* Records provided
···
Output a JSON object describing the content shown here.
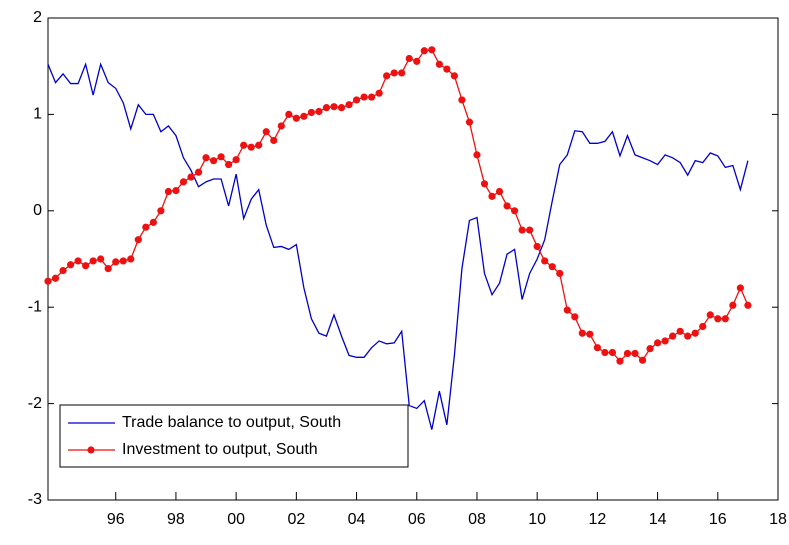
{
  "chart_data": {
    "type": "line",
    "x": [
      1993.75,
      1994,
      1994.25,
      1994.5,
      1994.75,
      1995,
      1995.25,
      1995.5,
      1995.75,
      1996,
      1996.25,
      1996.5,
      1996.75,
      1997,
      1997.25,
      1997.5,
      1997.75,
      1998,
      1998.25,
      1998.5,
      1998.75,
      1999,
      1999.25,
      1999.5,
      1999.75,
      2000,
      2000.25,
      2000.5,
      2000.75,
      2001,
      2001.25,
      2001.5,
      2001.75,
      2002,
      2002.25,
      2002.5,
      2002.75,
      2003,
      2003.25,
      2003.5,
      2003.75,
      2004,
      2004.25,
      2004.5,
      2004.75,
      2005,
      2005.25,
      2005.5,
      2005.75,
      2006,
      2006.25,
      2006.5,
      2006.75,
      2007,
      2007.25,
      2007.5,
      2007.75,
      2008,
      2008.25,
      2008.5,
      2008.75,
      2009,
      2009.25,
      2009.5,
      2009.75,
      2010,
      2010.25,
      2010.5,
      2010.75,
      2011,
      2011.25,
      2011.5,
      2011.75,
      2012,
      2012.25,
      2012.5,
      2012.75,
      2013,
      2013.25,
      2013.5,
      2013.75,
      2014,
      2014.25,
      2014.5,
      2014.75,
      2015,
      2015.25,
      2015.5,
      2015.75,
      2016,
      2016.25,
      2016.5,
      2016.75,
      2017
    ],
    "series": [
      {
        "name": "Trade balance to output, South",
        "color": "#0000cc",
        "marker": false,
        "values": [
          1.52,
          1.33,
          1.42,
          1.32,
          1.32,
          1.52,
          1.2,
          1.52,
          1.33,
          1.27,
          1.12,
          0.85,
          1.1,
          1.0,
          1.0,
          0.82,
          0.88,
          0.78,
          0.55,
          0.42,
          0.25,
          0.3,
          0.33,
          0.33,
          0.05,
          0.38,
          -0.08,
          0.12,
          0.22,
          -0.15,
          -0.38,
          -0.37,
          -0.4,
          -0.35,
          -0.8,
          -1.12,
          -1.27,
          -1.3,
          -1.08,
          -1.3,
          -1.5,
          -1.52,
          -1.52,
          -1.42,
          -1.35,
          -1.38,
          -1.37,
          -1.25,
          -2.02,
          -2.05,
          -1.97,
          -2.27,
          -1.87,
          -2.22,
          -1.5,
          -0.6,
          -0.1,
          -0.07,
          -0.65,
          -0.87,
          -0.75,
          -0.45,
          -0.4,
          -0.92,
          -0.65,
          -0.5,
          -0.3,
          0.1,
          0.48,
          0.58,
          0.83,
          0.82,
          0.7,
          0.7,
          0.72,
          0.82,
          0.57,
          0.78,
          0.58,
          0.55,
          0.52,
          0.48,
          0.58,
          0.55,
          0.5,
          0.37,
          0.52,
          0.5,
          0.6,
          0.57,
          0.45,
          0.47,
          0.22,
          0.52
        ]
      },
      {
        "name": "Investment to output, South",
        "color": "#ee1111",
        "marker": true,
        "values": [
          -0.73,
          -0.7,
          -0.62,
          -0.56,
          -0.52,
          -0.57,
          -0.52,
          -0.5,
          -0.6,
          -0.53,
          -0.52,
          -0.5,
          -0.3,
          -0.17,
          -0.12,
          0.0,
          0.2,
          0.21,
          0.3,
          0.35,
          0.4,
          0.55,
          0.52,
          0.56,
          0.48,
          0.53,
          0.68,
          0.66,
          0.68,
          0.82,
          0.73,
          0.88,
          1.0,
          0.96,
          0.98,
          1.02,
          1.03,
          1.07,
          1.08,
          1.07,
          1.1,
          1.15,
          1.18,
          1.18,
          1.22,
          1.4,
          1.43,
          1.43,
          1.58,
          1.55,
          1.66,
          1.67,
          1.52,
          1.47,
          1.4,
          1.15,
          0.92,
          0.58,
          0.28,
          0.15,
          0.2,
          0.05,
          0.0,
          -0.2,
          -0.2,
          -0.37,
          -0.52,
          -0.58,
          -0.65,
          -1.03,
          -1.1,
          -1.27,
          -1.28,
          -1.42,
          -1.47,
          -1.47,
          -1.56,
          -1.48,
          -1.48,
          -1.55,
          -1.43,
          -1.37,
          -1.35,
          -1.3,
          -1.25,
          -1.3,
          -1.27,
          -1.2,
          -1.08,
          -1.12,
          -1.12,
          -0.98,
          -0.8,
          -0.98
        ]
      }
    ],
    "xlim": [
      1993.75,
      2018
    ],
    "xticks": [
      {
        "value": 1996,
        "label": "96"
      },
      {
        "value": 1998,
        "label": "98"
      },
      {
        "value": 2000,
        "label": "00"
      },
      {
        "value": 2002,
        "label": "02"
      },
      {
        "value": 2004,
        "label": "04"
      },
      {
        "value": 2006,
        "label": "06"
      },
      {
        "value": 2008,
        "label": "08"
      },
      {
        "value": 2010,
        "label": "10"
      },
      {
        "value": 2012,
        "label": "12"
      },
      {
        "value": 2014,
        "label": "14"
      },
      {
        "value": 2016,
        "label": "16"
      },
      {
        "value": 2018,
        "label": "18"
      }
    ],
    "ylim": [
      -3,
      2
    ],
    "yticks": [
      -3,
      -2,
      -1,
      0,
      1,
      2
    ],
    "legend": "bottom-left"
  }
}
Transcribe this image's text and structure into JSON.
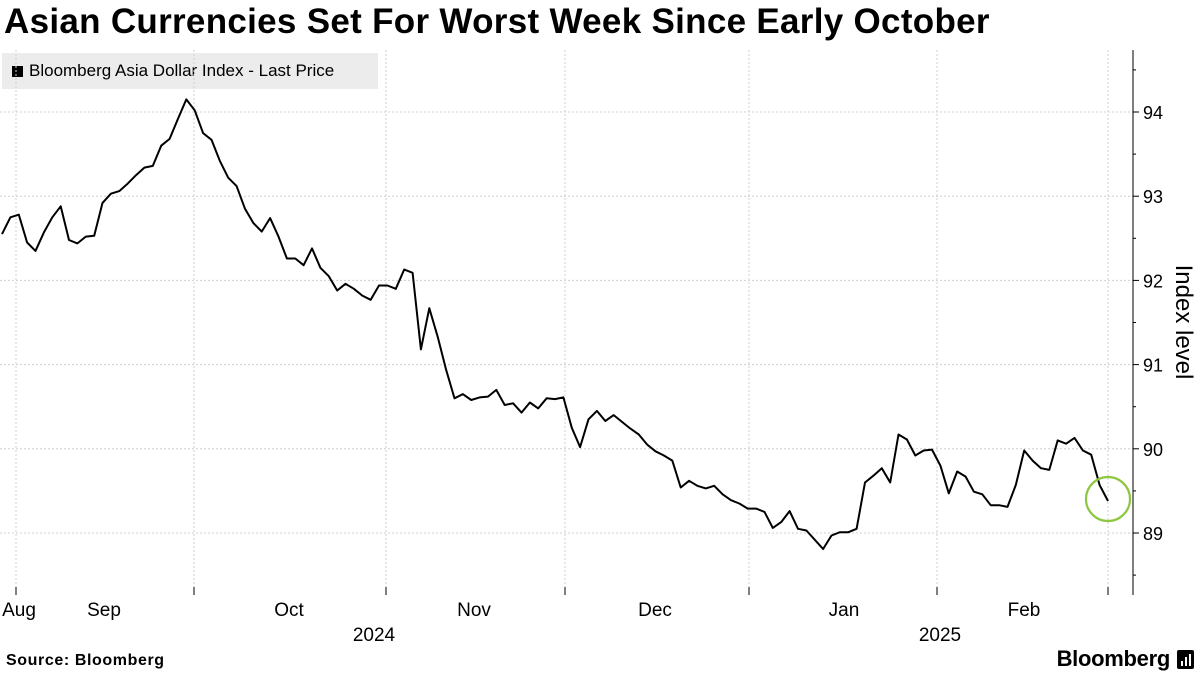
···
* Task
Repeat the listing in full and exactly. Do not include any images.

* Output of the task
Output a JSON object describing the content shown here.
{
  "chart_data": {
    "type": "line",
    "x": [
      1993.75,
      1994,
      1994.25,
      1994.5,
      1994.75,
      1995,
      1995.25,
      1995.5,
      1995.75,
      1996,
      1996.25,
      1996.5,
      1996.75,
      1997,
      1997.25,
      1997.5,
      1997.75,
      1998,
      1998.25,
      1998.5,
      1998.75,
      1999,
      1999.25,
      1999.5,
      1999.75,
      2000,
      2000.25,
      2000.5,
      2000.75,
      2001,
      2001.25,
      2001.5,
      2001.75,
      2002,
      2002.25,
      2002.5,
      2002.75,
      2003,
      2003.25,
      2003.5,
      2003.75,
      2004,
      2004.25,
      2004.5,
      2004.75,
      2005,
      2005.25,
      2005.5,
      2005.75,
      2006,
      2006.25,
      2006.5,
      2006.75,
      2007,
      2007.25,
      2007.5,
      2007.75,
      2008,
      2008.25,
      2008.5,
      2008.75,
      2009,
      2009.25,
      2009.5,
      2009.75,
      2010,
      2010.25,
      2010.5,
      2010.75,
      2011,
      2011.25,
      2011.5,
      2011.75,
      2012,
      2012.25,
      2012.5,
      2012.75,
      2013,
      2013.25,
      2013.5,
      2013.75,
      2014,
      2014.25,
      2014.5,
      2014.75,
      2015,
      2015.25,
      2015.5,
      2015.75,
      2016,
      2016.25,
      2016.5,
      2016.75,
      2017
    ],
    "series": [
      {
        "name": "Trade balance to output, South",
        "color": "#0000cc",
        "marker": false,
        "values": [
          1.52,
          1.33,
          1.42,
          1.32,
          1.32,
          1.52,
          1.2,
          1.52,
          1.33,
          1.27,
          1.12,
          0.85,
          1.1,
          1.0,
          1.0,
          0.82,
          0.88,
          0.78,
          0.55,
          0.42,
          0.25,
          0.3,
          0.33,
          0.33,
          0.05,
          0.38,
          -0.08,
          0.12,
          0.22,
          -0.15,
          -0.38,
          -0.37,
          -0.4,
          -0.35,
          -0.8,
          -1.12,
          -1.27,
          -1.3,
          -1.08,
          -1.3,
          -1.5,
          -1.52,
          -1.52,
          -1.42,
          -1.35,
          -1.38,
          -1.37,
          -1.25,
          -2.02,
          -2.05,
          -1.97,
          -2.27,
          -1.87,
          -2.22,
          -1.5,
          -0.6,
          -0.1,
          -0.07,
          -0.65,
          -0.87,
          -0.75,
          -0.45,
          -0.4,
          -0.92,
          -0.65,
          -0.5,
          -0.3,
          0.1,
          0.48,
          0.58,
          0.83,
          0.82,
          0.7,
          0.7,
          0.72,
          0.82,
          0.57,
          0.78,
          0.58,
          0.55,
          0.52,
          0.48,
          0.58,
          0.55,
          0.5,
          0.37,
          0.52,
          0.5,
          0.6,
          0.57,
          0.45,
          0.47,
          0.22,
          0.52
        ]
      },
      {
        "name": "Investment to output, South",
        "color": "#ee1111",
        "marker": true,
        "values": [
          -0.73,
          -0.7,
          -0.62,
          -0.56,
          -0.52,
          -0.57,
          -0.52,
          -0.5,
          -0.6,
          -0.53,
          -0.52,
          -0.5,
          -0.3,
          -0.17,
          -0.12,
          0.0,
          0.2,
          0.21,
          0.3,
          0.35,
          0.4,
          0.55,
          0.52,
          0.56,
          0.48,
          0.53,
          0.68,
          0.66,
          0.68,
          0.82,
          0.73,
          0.88,
          1.0,
          0.96,
          0.98,
          1.02,
          1.03,
          1.07,
          1.08,
          1.07,
          1.1,
          1.15,
          1.18,
          1.18,
          1.22,
          1.4,
          1.43,
          1.43,
          1.58,
          1.55,
          1.66,
          1.67,
          1.52,
          1.47,
          1.4,
          1.15,
          0.92,
          0.58,
          0.28,
          0.15,
          0.2,
          0.05,
          0.0,
          -0.2,
          -0.2,
          -0.37,
          -0.52,
          -0.58,
          -0.65,
          -1.03,
          -1.1,
          -1.27,
          -1.28,
          -1.42,
          -1.47,
          -1.47,
          -1.56,
          -1.48,
          -1.48,
          -1.55,
          -1.43,
          -1.37,
          -1.35,
          -1.3,
          -1.25,
          -1.3,
          -1.27,
          -1.2,
          -1.08,
          -1.12,
          -1.12,
          -0.98,
          -0.8,
          -0.98
        ]
      }
    ],
    "xlim": [
      1993.75,
      2018
    ],
    "xticks": [
      {
        "value": 1996,
        "label": "96"
      },
      {
        "value": 1998,
        "label": "98"
      },
      {
        "value": 2000,
        "label": "00"
      },
      {
        "value": 2002,
        "label": "02"
      },
      {
        "value": 2004,
        "label": "04"
      },
      {
        "value": 2006,
        "label": "06"
      },
      {
        "value": 2008,
        "label": "08"
      },
      {
        "value": 2010,
        "label": "10"
      },
      {
        "value": 2012,
        "label": "12"
      },
      {
        "value": 2014,
        "label": "14"
      },
      {
        "value": 2016,
        "label": "16"
      },
      {
        "value": 2018,
        "label": "18"
      }
    ],
    "ylim": [
      -3,
      2
    ],
    "yticks": [
      -3,
      -2,
      -1,
      0,
      1,
      2
    ],
    "legend": "bottom-left"
  }
}
Transcribe this image's text and structure into JSON.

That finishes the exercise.